| SET EXERCISE |
Each of the entries should be retyped precisely as it appears.

[Collected data]
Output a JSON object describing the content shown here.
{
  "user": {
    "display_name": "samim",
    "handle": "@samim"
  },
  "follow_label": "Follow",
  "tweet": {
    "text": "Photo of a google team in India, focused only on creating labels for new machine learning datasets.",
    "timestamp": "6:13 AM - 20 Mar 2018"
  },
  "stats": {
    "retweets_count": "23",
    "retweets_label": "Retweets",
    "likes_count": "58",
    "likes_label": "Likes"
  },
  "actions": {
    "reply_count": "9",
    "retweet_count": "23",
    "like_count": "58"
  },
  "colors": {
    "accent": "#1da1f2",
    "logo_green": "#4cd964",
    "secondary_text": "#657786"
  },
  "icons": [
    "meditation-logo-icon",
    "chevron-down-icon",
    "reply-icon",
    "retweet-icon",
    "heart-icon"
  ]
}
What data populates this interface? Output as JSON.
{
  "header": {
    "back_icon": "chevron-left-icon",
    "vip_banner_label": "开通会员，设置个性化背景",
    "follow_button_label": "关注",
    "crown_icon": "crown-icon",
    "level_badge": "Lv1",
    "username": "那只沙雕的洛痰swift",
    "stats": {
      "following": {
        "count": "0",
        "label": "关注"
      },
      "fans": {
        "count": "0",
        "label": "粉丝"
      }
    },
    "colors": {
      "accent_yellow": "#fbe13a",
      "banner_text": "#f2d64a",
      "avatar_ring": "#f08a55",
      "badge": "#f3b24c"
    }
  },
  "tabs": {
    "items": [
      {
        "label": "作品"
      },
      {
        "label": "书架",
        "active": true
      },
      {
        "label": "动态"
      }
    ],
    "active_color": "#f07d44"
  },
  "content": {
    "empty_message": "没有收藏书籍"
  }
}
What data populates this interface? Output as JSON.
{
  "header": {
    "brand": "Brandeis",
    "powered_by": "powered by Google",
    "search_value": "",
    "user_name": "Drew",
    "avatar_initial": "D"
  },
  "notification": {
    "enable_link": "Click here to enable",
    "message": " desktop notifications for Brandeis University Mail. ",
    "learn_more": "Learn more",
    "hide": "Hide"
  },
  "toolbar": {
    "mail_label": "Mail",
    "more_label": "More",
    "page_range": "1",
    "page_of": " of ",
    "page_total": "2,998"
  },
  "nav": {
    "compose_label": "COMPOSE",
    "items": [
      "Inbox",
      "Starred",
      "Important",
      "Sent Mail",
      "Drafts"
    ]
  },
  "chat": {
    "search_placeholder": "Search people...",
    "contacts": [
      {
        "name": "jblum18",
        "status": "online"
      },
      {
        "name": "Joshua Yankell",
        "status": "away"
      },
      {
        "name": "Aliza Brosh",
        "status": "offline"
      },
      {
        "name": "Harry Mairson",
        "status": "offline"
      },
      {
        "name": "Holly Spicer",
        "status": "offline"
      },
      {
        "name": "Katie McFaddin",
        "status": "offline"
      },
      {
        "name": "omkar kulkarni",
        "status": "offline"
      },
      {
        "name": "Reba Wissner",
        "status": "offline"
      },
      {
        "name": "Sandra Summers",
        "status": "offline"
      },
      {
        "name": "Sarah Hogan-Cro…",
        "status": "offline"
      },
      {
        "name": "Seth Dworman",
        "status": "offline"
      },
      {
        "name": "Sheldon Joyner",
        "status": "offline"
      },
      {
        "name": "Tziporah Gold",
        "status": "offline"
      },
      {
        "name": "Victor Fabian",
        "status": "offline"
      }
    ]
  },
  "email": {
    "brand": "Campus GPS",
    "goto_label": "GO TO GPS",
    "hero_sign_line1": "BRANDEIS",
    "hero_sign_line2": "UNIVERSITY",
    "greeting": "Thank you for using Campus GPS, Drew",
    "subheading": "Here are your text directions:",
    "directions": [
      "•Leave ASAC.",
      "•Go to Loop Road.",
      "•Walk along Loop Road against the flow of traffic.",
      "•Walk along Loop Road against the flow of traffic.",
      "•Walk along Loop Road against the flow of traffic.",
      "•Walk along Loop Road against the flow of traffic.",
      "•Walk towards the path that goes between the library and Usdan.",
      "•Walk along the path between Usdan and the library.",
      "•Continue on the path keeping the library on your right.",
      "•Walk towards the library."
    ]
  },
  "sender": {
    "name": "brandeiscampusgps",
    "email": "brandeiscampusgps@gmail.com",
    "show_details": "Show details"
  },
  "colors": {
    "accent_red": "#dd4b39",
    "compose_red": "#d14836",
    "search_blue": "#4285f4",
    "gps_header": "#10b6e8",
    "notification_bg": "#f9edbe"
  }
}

| TASK OUTPUT |
Output a JSON object describing the content shown here.
{
  "user": {
    "display_name": "samim",
    "handle": "@samim"
  },
  "follow_label": "Follow",
  "tweet": {
    "text": "Photo of a google team in India, focused only on creating labels for new machine learning datasets.",
    "timestamp": "6:13 AM - 20 Mar 2018"
  },
  "stats": {
    "retweets_count": "23",
    "retweets_label": "Retweets",
    "likes_count": "58",
    "likes_label": "Likes"
  },
  "actions": {
    "reply_count": "9",
    "retweet_count": "23",
    "like_count": "58"
  },
  "colors": {
    "accent": "#1da1f2",
    "logo_green": "#4cd964",
    "secondary_text": "#657786"
  },
  "icons": [
    "meditation-logo-icon",
    "chevron-down-icon",
    "reply-icon",
    "retweet-icon",
    "heart-icon"
  ]
}
What data populates this interface? Output as JSON.
{
  "header": {
    "back_icon": "chevron-left-icon",
    "vip_banner_label": "开通会员，设置个性化背景",
    "follow_button_label": "关注",
    "crown_icon": "crown-icon",
    "level_badge": "Lv1",
    "username": "那只沙雕的洛痰swift",
    "stats": {
      "following": {
        "count": "0",
        "label": "关注"
      },
      "fans": {
        "count": "0",
        "label": "粉丝"
      }
    },
    "colors": {
      "accent_yellow": "#fbe13a",
      "banner_text": "#f2d64a",
      "avatar_ring": "#f08a55",
      "badge": "#f3b24c"
    }
  },
  "tabs": {
    "items": [
      {
        "label": "作品"
      },
      {
        "label": "书架",
        "active": true
      },
      {
        "label": "动态"
      }
    ],
    "active_color": "#f07d44"
  },
  "content": {
    "empty_message": "没有收藏书籍"
  }
}
What data populates this interface? Output as JSON.
{
  "header": {
    "brand": "Brandeis",
    "powered_by": "powered by Google",
    "search_value": "",
    "user_name": "Drew",
    "avatar_initial": "D"
  },
  "notification": {
    "enable_link": "Click here to enable",
    "message": " desktop notifications for Brandeis University Mail. ",
    "learn_more": "Learn more",
    "hide": "Hide"
  },
  "toolbar": {
    "mail_label": "Mail",
    "more_label": "More",
    "page_range": "1",
    "page_of": " of ",
    "page_total": "2,998"
  },
  "nav": {
    "compose_label": "COMPOSE",
    "items": [
      "Inbox",
      "Starred",
      "Important",
      "Sent Mail",
      "Drafts"
    ]
  },
  "chat": {
    "search_placeholder": "Search people...",
    "contacts": [
      {
        "name": "jblum18",
        "status": "online"
      },
      {
        "name": "Joshua Yankell",
        "status": "away"
      },
      {
        "name": "Aliza Brosh",
        "status": "offline"
      },
      {
        "name": "Harry Mairson",
        "status": "offline"
      },
      {
        "name": "Holly Spicer",
        "status": "offline"
      },
      {
        "name": "Katie McFaddin",
        "status": "offline"
      },
      {
        "name": "omkar kulkarni",
        "status": "offline"
      },
      {
        "name": "Reba Wissner",
        "status": "offline"
      },
      {
        "name": "Sandra Summers",
        "status": "offline"
      },
      {
        "name": "Sarah Hogan-Cro…",
        "status": "offline"
      },
      {
        "name": "Seth Dworman",
        "status": "offline"
      },
      {
        "name": "Sheldon Joyner",
        "status": "offline"
      },
      {
        "name": "Tziporah Gold",
        "status": "offline"
      },
      {
        "name": "Victor Fabian",
        "status": "offline"
      }
    ]
  },
  "email": {
    "brand": "Campus GPS",
    "goto_label": "GO TO GPS",
    "hero_sign_line1": "BRANDEIS",
    "hero_sign_line2": "UNIVERSITY",
    "greeting": "Thank you for using Campus GPS, Drew",
    "subheading": "Here are your text directions:",
    "directions": [
      "•Leave ASAC.",
      "•Go to Loop Road.",
      "•Walk along Loop Road against the flow of traffic.",
      "•Walk along Loop Road against the flow of traffic.",
      "•Walk along Loop Road against the flow of traffic.",
      "•Walk along Loop Road against the flow of traffic.",
      "•Walk towards the path that goes between the library and Usdan.",
      "•Walk along the path between Usdan and the library.",
      "•Continue on the path keeping the library on your right.",
      "•Walk towards the library."
    ]
  },
  "sender": {
    "name": "brandeiscampusgps",
    "email": "brandeiscampusgps@gmail.com",
    "show_details": "Show details"
  },
  "colors": {
    "accent_red": "#dd4b39",
    "compose_red": "#d14836",
    "search_blue": "#4285f4",
    "gps_header": "#10b6e8",
    "notification_bg": "#f9edbe"
  }
}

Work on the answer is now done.